### DIRECTION
Pick out each line in these entries that contains the string "this".

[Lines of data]
◇ ◇ ◇

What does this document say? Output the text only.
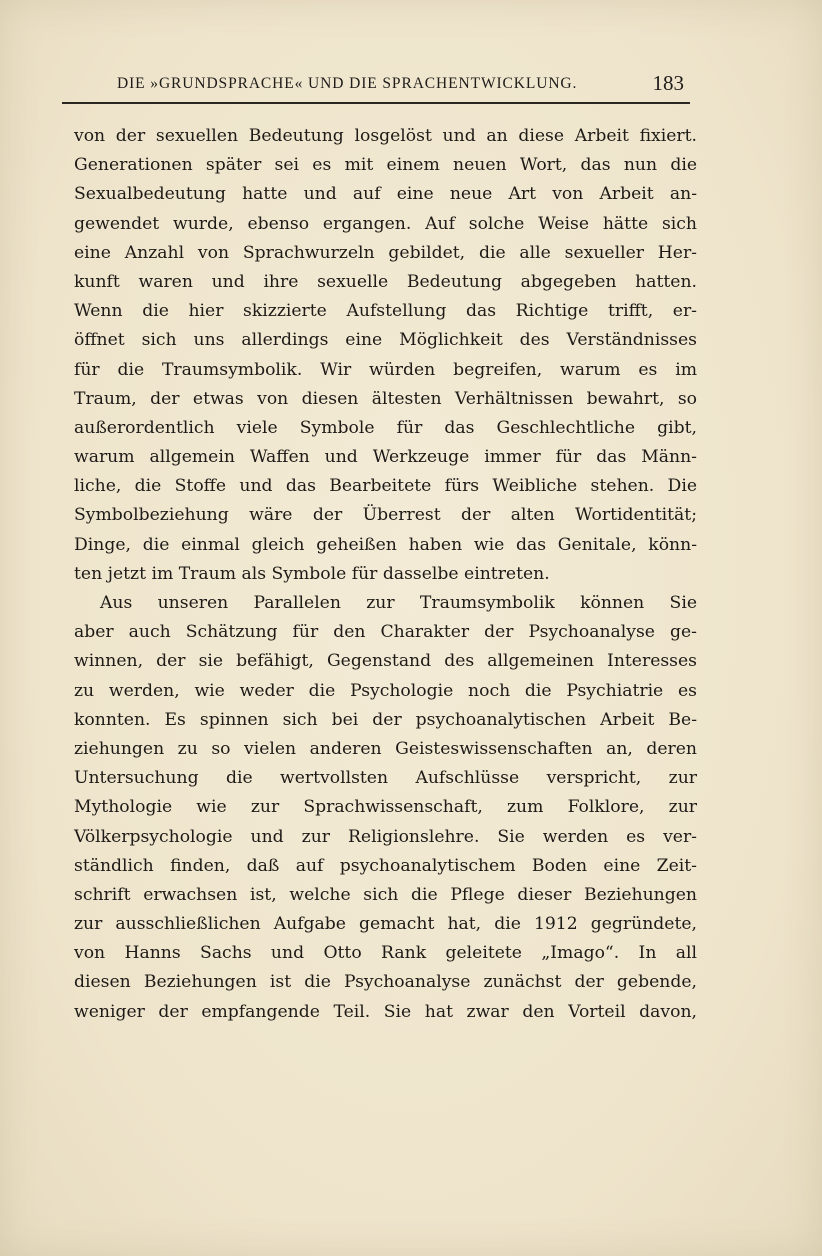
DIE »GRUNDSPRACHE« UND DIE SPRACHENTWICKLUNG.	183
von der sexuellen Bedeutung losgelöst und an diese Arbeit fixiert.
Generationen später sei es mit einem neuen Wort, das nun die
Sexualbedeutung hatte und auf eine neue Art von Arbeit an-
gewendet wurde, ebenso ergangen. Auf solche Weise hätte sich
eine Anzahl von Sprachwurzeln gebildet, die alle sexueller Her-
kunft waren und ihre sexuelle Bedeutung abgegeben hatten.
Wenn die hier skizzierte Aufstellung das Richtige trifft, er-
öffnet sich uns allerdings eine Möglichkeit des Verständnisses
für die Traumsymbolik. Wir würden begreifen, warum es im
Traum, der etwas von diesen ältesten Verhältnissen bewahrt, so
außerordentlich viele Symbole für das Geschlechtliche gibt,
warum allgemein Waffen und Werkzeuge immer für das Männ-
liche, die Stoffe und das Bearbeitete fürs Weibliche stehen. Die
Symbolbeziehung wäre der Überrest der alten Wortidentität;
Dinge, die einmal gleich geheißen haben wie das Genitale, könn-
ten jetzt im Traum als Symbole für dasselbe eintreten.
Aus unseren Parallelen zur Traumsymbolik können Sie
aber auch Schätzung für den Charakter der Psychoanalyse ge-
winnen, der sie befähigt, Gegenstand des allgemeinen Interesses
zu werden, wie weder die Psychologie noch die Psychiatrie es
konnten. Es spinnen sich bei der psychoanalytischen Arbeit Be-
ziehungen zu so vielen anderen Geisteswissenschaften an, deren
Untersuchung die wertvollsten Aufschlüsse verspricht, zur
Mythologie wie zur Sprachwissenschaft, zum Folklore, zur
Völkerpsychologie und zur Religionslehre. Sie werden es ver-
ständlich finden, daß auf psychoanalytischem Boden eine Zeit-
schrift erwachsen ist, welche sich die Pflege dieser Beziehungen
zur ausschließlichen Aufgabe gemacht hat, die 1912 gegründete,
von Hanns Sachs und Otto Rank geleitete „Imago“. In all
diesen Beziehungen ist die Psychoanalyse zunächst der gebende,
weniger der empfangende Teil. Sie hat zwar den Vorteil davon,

◇ ◇ ◇

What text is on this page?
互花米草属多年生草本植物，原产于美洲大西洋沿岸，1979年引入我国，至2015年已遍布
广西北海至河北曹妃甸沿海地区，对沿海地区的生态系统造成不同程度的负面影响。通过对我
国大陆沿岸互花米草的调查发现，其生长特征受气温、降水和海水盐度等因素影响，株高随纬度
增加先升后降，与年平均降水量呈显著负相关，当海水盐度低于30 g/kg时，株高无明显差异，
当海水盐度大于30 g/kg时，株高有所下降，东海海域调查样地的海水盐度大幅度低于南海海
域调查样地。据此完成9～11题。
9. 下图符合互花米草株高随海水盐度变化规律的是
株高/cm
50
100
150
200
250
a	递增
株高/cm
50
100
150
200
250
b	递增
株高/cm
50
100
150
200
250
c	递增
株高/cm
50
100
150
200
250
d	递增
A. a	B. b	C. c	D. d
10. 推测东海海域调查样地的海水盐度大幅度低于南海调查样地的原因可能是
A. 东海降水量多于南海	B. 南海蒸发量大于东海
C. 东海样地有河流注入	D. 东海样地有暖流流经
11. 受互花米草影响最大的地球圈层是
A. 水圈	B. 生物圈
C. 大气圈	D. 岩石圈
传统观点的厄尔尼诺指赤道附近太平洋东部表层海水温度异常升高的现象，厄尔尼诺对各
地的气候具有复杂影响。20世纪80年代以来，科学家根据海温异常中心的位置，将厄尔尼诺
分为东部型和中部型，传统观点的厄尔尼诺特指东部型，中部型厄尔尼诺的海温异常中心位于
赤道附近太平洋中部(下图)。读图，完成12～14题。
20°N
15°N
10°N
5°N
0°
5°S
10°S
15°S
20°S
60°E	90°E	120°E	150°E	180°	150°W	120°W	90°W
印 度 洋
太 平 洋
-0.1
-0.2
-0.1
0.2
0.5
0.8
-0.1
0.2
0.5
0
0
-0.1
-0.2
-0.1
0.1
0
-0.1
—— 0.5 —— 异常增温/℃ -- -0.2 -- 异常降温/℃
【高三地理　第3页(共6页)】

◇ ◇ ◇

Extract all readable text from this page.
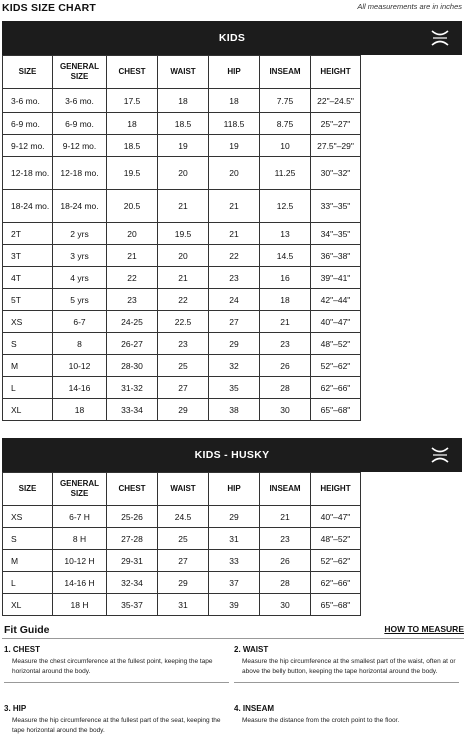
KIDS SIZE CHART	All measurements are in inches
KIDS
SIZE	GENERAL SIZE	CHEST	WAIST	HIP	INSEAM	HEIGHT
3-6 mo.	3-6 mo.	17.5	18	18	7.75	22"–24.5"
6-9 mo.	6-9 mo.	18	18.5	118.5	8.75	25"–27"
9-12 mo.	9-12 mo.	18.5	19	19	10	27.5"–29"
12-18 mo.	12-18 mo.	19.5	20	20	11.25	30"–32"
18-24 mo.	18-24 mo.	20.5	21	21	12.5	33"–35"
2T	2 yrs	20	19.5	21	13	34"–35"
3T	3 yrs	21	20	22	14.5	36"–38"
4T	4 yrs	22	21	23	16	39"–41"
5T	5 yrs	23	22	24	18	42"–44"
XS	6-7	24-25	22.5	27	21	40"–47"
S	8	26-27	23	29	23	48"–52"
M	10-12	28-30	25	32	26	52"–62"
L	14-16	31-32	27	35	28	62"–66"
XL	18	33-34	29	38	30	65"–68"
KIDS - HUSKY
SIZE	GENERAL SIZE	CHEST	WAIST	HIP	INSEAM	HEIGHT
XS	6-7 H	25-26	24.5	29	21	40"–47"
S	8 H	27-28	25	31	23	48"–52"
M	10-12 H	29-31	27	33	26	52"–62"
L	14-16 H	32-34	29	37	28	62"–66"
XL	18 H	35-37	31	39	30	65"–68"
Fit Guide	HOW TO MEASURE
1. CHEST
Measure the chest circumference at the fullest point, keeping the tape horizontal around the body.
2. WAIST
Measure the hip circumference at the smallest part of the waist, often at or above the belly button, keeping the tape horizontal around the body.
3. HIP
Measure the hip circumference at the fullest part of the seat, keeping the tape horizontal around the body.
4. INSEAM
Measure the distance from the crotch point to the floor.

◇ ◇ ◇

### EXERCISE SOLUTION
What does this document say? Output the text only.
What text is on this page?
Extract all readable text from this page.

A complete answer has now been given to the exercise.